- **Excerpted passage**:
···
Figure 4 shows the effect of set size on mean accuracy. Proactive interference had an effect in the 2- and 6-odor conditions relative to the 48-odor condition. There was a significant main effect of set size, such that dogs had lower accuracy on the 2-odor (M = 74.53, SE = 4.40) than the 48-odor (M = 87.15, SE = 1.08; z = −3.34, p < .001) and 6-odor (M = 76.01, SE = 3.77; z = −3.60, p <.001) set sizes. There was no significant difference between the 2-odor and 6-odor set sizes (M = 76.01, SE = 3.77; z = −0.31, p = .756). Five of six dogs showed an effect of interference (i.e., lower percent correct) in the 2- and 6-odor sessions. The main effect of trial and the interaction between set size and trial (z = −1.19, p = .235) were not significant; therefore, the final model was accuracy ~ set size + trial + (1|Dog).

Fig. 4
figure 4

Mean and standard error of each set size. No-PI condition (48 odors) had higher overall accuracy than both the 6- and 2-odor sets. Error bars represent standard error. * = p < .001

Figure 5 illustrates the combined effects of intertrial PI and the impact of reward (i.e., that the previous trial had been rewarded) on mean accuracy (i.e., percent correct) for the 2-odor set size. There were significant effects of reward (reward: M = 74.77, SE = 5.19; non-reward: M = 73.43, SE = 6.13; z = −2.89, p = .004) and trial type (PT: M = 76.92, SE = 6.06; NT: M =71.94, SE = 4.10; z = −2.6, p = .009) and the trial type × reward interaction was also significant (z = 3.45, p < .001). Therefore, two separate GLMMs examining the effect of transfer type (PT or NT) were analyzed for previous rewarded or non-rewarded trials separately. When the previous trial was rewarded, accuracy on PT (M = 81.31, SE = 5.22) was higher than on NT (M = 68.47, SE = 1.47) trials (z = 2.37, p = .018), while when the previous trial was not rewarded, dogs performed better on NT (M = 85.71, SE = 2.93) than PT (M = 63.89, SE = 6.71) trials (z = −2.47, p = .013).
···
- **Material provided**:

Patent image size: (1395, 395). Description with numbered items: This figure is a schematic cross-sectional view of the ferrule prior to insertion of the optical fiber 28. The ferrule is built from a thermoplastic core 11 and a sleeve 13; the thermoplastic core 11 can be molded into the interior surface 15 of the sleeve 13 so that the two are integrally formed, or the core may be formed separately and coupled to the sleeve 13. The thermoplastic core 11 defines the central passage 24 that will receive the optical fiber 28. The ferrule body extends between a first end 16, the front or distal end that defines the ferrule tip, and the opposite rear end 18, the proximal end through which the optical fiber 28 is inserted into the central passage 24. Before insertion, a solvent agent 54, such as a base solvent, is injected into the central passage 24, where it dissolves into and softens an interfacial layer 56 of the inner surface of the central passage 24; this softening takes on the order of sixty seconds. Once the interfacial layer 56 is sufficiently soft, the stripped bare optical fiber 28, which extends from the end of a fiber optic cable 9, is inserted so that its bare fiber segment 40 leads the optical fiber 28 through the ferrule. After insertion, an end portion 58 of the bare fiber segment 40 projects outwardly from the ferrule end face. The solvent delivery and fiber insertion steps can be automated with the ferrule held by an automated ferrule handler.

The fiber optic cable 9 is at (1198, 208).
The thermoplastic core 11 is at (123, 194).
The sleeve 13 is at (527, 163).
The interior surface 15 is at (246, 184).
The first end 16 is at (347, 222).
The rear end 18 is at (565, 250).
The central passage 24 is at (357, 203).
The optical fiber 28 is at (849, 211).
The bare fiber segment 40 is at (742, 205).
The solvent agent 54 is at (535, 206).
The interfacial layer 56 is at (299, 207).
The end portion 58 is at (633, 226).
···
- **Exercise tasks**:
1. Duplicate everything in the passage on odor set size and dog accuracy, from "Figure 4 shows" down to "trial + (1|Dog).".
2. In the passage on odor set size and dog accuracy, how many dogs showed an effect of interference in the 2- and 6-odor sessions?
3. Write the next part of the passage on odor set size and dog accuracy, picking up after its final sentence.

- **Set of answers**:
1.
Figure 4 shows the effect of set size on mean accuracy. Proactive interference had an effect in the 2- and 6-odor conditions relative to the 48-odor condition. There was a significant main effect of set size, such that dogs had lower accuracy on the 2-odor (M = 74.53, SE = 4.40) than the 48-odor (M = 87.15, SE = 1.08; z = −3.34, p < .001) and 6-odor (M = 76.01, SE = 3.77; z = −3.60, p <.001) set sizes. There was no significant difference between the 2-odor and 6-odor set sizes (M = 76.01, SE = 3.77; z = −0.31, p = .756). Five of six dogs showed an effect of interference (i.e., lower percent correct) in the 2- and 6-odor sessions. The main effect of trial and the interaction between set size and trial (z = −1.19, p = .235) were not significant; therefore, the final model was accuracy ~ set size + trial + (1|Dog).

2. Five of the six dogs.

3.
Fig. 5
figure 5

Means of each trial transfer type (positive and negative) when the previous trial was rewarded and when it was not rewarded). Error bars represent standard error

In Experiment 1, the effects of within-session and intertrial PI on accuracy in dogs were shown. Repetition from the 2- and 6-odor sets caused increased PI and worse overall accuracy compared to trial-unique sessions in this task. These results are in line with the data from 0-s delay condition of Krichbaum et al., (2021), where dogs perform worse with a 2-odor set (72.22%) than 6-odor (85.56%) and 48-odor (87.78%) sets. However, we found a significant difference in accuracy between 6- and 48-odor sets, indicating that by removing variable delays from each session, the effects of PI were more robust for 6 odors at the 0-s delay. Perhaps in the previous study, the more difficult longer delays created a contrast effect which allowed the dogs to combat PI at the 0-s delay. In addition, the longer delays (30, 60, 90 s) created greater time differences over trials which may have helped to combat PI in the previous experiment and diminished PI in the 6-odor condition. The lack of a trial effect indicates that the observed effects of PI occurred early in a session and did not increase throughout the session. Perhaps sessions longer than 24 trials would show an increasing effect of PI due to increasing stimulus repetition. The lack of effect of trial and the interaction suggests that the effects of PI occurred toward the start of the session, and did not increase further over trials.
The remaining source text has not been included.